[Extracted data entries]

----

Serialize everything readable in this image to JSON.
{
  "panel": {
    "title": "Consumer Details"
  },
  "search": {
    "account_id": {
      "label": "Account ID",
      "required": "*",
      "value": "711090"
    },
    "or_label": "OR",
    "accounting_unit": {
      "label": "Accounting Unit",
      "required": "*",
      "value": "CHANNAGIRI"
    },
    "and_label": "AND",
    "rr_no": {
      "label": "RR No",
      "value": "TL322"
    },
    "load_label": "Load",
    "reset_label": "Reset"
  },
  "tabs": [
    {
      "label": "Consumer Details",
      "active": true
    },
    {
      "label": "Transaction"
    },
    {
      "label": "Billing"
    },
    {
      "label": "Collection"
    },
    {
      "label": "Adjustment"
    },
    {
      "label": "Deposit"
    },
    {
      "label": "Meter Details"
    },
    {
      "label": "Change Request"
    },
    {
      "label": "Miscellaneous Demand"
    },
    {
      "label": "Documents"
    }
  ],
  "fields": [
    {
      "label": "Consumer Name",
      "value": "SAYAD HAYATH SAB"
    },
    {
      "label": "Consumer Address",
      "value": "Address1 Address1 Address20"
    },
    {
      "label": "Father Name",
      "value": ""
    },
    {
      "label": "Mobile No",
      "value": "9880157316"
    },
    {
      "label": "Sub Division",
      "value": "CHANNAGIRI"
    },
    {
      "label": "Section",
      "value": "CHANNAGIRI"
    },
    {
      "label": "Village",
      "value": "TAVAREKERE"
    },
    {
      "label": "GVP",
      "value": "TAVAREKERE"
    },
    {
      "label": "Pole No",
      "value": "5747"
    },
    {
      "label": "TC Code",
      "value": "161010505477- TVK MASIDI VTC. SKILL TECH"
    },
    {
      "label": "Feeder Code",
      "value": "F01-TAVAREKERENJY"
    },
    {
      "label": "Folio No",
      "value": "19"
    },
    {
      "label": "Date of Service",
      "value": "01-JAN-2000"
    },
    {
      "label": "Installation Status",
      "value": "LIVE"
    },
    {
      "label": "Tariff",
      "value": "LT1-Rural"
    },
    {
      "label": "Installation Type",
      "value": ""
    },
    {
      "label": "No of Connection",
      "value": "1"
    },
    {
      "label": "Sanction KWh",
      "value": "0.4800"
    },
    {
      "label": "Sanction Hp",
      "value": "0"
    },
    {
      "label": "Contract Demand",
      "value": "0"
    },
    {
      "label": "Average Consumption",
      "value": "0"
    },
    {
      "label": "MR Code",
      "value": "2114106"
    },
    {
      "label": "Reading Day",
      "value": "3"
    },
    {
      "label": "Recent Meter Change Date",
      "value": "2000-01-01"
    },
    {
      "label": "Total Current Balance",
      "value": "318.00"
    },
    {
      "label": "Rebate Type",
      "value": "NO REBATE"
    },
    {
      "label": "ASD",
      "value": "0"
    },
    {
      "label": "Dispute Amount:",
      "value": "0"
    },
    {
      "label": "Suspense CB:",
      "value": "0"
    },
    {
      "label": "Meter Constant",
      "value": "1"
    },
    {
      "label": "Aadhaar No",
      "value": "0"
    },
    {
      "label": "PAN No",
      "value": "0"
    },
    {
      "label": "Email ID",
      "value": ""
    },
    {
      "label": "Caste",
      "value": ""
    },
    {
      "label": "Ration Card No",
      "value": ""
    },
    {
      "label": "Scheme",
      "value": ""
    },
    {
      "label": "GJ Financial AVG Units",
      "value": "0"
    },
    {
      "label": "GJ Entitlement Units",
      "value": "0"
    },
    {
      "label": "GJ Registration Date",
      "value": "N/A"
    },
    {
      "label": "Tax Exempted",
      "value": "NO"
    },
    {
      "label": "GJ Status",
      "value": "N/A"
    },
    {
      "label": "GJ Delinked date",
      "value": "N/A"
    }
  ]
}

----

Exercise requirements: Gather up the lines containing the word "Details" from these records and copy them.

Correct output:
    "title": "Consumer Details"
      "label": "Consumer Details",
      "label": "Meter Details"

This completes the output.